> _EXERCISE INSTRUCTIONS_: Look at each line of the records and count those with "Money" in them. Please answer with the count alone.

> _DATA SHOWN_:
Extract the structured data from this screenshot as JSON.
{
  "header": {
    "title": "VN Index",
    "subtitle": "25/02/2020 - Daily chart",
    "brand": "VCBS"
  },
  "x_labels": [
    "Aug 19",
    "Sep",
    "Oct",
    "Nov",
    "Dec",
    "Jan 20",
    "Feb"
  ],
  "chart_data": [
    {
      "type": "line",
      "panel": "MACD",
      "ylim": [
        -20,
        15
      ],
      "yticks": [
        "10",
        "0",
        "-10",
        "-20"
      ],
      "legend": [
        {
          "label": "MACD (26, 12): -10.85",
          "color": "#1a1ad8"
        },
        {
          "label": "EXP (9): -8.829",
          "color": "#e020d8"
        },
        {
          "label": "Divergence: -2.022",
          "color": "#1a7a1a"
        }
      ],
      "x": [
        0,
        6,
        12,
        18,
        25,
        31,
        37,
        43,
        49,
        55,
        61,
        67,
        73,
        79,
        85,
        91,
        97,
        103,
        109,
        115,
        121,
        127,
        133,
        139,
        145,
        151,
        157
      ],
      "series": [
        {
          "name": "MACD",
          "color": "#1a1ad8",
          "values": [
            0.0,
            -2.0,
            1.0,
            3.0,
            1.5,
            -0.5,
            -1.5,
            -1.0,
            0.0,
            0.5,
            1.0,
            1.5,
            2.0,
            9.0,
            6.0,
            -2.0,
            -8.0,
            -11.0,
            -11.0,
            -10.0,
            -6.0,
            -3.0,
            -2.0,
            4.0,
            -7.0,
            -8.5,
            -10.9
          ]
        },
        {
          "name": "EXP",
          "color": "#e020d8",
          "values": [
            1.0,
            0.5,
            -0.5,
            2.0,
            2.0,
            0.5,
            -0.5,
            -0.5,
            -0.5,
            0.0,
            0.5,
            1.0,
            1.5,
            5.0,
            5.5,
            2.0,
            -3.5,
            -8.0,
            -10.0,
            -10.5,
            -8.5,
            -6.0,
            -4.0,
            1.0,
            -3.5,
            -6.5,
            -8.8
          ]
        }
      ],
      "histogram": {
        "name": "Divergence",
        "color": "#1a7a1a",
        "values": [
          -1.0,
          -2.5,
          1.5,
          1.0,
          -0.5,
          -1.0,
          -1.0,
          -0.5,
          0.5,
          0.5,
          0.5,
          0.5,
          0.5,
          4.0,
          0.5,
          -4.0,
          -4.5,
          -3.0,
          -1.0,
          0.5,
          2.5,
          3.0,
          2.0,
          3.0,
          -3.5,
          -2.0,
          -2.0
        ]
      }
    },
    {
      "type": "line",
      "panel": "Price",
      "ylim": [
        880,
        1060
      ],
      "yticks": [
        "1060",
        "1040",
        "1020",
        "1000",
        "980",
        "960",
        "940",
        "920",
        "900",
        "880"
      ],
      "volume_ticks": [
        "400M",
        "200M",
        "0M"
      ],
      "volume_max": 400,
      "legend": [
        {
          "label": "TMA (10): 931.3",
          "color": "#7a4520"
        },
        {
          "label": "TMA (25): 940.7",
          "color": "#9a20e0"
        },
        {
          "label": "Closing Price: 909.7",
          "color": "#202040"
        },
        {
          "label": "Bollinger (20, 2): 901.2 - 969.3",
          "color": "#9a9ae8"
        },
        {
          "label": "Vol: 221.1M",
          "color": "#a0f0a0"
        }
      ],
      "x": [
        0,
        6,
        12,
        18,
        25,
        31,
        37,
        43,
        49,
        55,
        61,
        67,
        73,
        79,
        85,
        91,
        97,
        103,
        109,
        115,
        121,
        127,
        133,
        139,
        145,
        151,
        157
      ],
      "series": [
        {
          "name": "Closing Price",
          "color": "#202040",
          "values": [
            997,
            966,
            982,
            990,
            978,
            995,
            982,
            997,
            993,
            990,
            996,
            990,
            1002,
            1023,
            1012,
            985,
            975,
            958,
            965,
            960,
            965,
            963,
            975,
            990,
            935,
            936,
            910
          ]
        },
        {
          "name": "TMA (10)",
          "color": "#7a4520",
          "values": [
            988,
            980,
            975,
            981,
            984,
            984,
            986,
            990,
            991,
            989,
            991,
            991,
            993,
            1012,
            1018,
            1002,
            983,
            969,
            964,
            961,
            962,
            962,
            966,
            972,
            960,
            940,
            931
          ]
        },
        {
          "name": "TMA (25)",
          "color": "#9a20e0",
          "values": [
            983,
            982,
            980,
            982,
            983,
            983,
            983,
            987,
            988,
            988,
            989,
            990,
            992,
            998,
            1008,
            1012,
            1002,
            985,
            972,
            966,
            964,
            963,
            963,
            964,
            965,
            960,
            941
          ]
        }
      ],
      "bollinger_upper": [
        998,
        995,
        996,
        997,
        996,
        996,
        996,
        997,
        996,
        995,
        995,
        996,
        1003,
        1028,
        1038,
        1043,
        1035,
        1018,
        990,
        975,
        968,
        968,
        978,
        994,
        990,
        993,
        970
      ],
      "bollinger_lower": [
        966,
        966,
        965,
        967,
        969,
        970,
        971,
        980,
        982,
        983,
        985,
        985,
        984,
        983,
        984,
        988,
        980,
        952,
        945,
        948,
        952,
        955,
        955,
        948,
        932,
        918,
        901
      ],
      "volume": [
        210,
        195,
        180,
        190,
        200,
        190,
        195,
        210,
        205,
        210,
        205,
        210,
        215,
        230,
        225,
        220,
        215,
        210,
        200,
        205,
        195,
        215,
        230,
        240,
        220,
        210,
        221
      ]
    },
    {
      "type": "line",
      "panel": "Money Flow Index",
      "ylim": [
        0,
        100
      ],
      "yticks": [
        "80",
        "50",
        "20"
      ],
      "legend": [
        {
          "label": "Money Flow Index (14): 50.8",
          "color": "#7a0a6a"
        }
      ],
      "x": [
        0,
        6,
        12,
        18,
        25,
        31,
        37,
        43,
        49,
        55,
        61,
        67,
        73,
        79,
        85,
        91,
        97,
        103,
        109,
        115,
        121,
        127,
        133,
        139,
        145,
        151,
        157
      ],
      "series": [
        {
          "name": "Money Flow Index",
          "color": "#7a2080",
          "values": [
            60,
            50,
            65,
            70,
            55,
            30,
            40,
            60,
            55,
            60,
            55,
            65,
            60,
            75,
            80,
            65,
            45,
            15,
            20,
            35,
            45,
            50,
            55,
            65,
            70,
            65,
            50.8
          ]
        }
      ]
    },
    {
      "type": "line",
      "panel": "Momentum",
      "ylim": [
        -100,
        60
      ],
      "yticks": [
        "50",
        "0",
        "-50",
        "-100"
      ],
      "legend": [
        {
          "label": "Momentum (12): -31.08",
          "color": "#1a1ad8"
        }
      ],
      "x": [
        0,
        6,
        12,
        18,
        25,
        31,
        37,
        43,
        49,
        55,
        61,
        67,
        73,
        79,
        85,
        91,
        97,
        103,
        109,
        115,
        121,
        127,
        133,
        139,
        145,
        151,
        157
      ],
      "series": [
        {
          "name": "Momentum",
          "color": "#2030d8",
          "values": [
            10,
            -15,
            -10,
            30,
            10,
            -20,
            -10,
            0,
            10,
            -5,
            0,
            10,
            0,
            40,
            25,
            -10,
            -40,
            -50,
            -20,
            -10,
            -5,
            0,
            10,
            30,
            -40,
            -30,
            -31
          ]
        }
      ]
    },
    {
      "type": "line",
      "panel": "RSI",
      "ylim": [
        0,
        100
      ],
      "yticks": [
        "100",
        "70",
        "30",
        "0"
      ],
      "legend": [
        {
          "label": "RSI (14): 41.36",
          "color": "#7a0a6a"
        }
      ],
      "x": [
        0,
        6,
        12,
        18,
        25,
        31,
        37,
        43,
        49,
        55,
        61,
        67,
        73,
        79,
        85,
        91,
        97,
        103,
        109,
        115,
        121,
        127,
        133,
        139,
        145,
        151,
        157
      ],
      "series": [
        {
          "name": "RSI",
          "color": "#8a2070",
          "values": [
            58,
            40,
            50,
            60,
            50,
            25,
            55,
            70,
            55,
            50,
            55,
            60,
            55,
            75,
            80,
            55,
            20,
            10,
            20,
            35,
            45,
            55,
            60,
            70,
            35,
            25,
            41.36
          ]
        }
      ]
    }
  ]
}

> _RESULT FOR THIS TASK_: 3